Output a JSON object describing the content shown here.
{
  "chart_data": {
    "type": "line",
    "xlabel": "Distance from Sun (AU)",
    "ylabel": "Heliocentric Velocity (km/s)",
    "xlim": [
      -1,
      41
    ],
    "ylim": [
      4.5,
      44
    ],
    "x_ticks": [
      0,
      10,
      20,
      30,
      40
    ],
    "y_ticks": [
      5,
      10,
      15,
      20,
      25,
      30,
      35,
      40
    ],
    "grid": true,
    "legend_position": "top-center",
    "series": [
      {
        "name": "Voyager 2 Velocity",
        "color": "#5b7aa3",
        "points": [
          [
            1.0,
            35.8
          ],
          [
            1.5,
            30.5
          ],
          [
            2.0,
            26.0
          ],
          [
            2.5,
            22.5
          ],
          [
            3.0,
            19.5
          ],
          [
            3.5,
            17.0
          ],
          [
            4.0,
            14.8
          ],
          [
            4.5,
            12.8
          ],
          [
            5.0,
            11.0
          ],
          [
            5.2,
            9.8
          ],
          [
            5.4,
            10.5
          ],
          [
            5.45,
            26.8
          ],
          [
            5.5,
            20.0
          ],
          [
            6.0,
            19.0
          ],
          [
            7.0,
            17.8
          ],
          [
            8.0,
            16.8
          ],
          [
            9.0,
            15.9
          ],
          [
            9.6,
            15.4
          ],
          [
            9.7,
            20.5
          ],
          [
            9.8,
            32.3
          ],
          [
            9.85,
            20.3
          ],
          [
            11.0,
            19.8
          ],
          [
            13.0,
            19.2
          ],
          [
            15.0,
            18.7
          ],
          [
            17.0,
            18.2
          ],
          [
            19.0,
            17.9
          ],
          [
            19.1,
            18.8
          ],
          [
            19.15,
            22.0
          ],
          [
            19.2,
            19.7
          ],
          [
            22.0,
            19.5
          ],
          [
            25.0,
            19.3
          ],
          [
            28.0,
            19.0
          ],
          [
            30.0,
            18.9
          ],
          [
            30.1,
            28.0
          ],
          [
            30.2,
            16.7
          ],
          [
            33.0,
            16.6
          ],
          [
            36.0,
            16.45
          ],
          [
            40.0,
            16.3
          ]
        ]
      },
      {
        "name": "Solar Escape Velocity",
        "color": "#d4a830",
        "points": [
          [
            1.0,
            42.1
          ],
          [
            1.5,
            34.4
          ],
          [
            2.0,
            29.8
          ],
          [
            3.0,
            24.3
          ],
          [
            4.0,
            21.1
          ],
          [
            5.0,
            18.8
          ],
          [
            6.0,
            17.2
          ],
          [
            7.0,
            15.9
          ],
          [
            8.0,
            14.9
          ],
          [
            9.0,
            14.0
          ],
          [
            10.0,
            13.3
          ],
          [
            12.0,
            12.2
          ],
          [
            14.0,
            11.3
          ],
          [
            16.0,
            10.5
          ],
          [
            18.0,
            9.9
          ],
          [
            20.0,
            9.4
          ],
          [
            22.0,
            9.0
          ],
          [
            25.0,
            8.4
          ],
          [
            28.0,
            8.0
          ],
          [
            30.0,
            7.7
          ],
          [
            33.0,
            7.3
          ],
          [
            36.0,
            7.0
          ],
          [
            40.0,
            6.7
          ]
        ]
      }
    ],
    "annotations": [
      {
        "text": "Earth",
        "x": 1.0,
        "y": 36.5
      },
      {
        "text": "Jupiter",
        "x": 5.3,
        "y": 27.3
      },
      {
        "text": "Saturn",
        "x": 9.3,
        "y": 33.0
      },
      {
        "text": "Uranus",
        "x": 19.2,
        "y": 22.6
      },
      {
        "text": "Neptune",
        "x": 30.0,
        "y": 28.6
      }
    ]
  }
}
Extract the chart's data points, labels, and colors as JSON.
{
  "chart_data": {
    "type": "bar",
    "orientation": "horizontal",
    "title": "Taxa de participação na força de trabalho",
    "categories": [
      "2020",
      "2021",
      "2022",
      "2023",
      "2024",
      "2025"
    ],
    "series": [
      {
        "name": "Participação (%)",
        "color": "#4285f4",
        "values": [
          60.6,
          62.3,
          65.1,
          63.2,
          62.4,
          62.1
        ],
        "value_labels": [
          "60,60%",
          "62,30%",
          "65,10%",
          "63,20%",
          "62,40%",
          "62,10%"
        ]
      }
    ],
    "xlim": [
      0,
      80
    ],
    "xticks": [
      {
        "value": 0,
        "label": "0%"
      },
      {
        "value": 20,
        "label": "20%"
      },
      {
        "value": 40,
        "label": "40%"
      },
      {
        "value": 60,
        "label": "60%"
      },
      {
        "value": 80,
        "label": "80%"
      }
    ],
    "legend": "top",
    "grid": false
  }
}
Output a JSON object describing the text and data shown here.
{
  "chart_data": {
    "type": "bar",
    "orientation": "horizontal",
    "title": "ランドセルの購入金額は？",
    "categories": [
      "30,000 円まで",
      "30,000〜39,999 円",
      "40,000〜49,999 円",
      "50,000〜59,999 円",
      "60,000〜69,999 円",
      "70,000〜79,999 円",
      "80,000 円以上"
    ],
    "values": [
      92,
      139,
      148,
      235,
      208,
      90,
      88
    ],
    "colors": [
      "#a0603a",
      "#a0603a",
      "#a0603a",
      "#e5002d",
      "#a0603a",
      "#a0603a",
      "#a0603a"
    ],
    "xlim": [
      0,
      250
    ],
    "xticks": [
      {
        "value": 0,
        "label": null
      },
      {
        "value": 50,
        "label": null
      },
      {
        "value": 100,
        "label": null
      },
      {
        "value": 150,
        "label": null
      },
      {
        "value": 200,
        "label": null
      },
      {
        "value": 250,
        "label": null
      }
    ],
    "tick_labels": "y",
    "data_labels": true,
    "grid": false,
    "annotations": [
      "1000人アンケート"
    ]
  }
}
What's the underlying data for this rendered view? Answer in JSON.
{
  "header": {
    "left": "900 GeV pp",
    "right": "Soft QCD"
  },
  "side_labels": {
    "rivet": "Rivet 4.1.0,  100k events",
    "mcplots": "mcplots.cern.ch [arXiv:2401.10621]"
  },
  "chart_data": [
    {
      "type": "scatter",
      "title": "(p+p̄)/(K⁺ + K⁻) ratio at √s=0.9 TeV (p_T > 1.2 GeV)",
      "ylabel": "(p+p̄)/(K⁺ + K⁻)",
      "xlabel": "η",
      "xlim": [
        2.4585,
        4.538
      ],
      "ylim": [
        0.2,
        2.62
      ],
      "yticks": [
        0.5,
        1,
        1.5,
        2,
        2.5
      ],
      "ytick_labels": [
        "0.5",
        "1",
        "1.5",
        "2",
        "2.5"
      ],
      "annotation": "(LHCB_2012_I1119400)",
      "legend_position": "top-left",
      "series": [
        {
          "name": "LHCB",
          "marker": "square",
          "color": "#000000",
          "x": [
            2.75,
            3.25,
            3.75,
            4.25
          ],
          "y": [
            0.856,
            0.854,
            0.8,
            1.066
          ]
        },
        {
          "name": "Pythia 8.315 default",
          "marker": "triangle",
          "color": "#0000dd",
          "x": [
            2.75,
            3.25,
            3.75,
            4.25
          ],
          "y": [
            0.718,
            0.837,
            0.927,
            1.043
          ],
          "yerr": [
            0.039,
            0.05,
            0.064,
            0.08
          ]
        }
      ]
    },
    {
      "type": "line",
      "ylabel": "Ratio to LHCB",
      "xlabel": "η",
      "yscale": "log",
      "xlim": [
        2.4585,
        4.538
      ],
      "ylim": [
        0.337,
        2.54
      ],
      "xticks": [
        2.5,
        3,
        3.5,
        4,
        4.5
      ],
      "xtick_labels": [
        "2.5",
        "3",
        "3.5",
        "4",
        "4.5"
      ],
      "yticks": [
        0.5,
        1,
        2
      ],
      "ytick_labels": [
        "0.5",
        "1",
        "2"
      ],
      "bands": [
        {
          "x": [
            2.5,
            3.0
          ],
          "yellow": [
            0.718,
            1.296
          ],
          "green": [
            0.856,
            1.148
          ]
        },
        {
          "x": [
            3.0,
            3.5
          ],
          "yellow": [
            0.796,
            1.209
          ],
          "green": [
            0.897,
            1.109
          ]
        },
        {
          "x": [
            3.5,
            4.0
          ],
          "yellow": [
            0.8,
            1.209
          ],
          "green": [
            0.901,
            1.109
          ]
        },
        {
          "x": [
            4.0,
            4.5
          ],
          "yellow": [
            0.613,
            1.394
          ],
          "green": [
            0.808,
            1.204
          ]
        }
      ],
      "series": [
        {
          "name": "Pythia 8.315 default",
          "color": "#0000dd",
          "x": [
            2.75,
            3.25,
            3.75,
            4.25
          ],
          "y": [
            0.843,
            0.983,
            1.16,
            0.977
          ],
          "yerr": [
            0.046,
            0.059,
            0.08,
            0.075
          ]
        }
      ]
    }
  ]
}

# [What is asked]
Copy out all lines above that include the string "ylabel".

# [The reply]
    "ylabel": "Heliocentric Velocity (km/s)",
      "ylabel": "(p+p̄)/(K⁺ + K⁻)",
      "ylabel": "Ratio to LHCB",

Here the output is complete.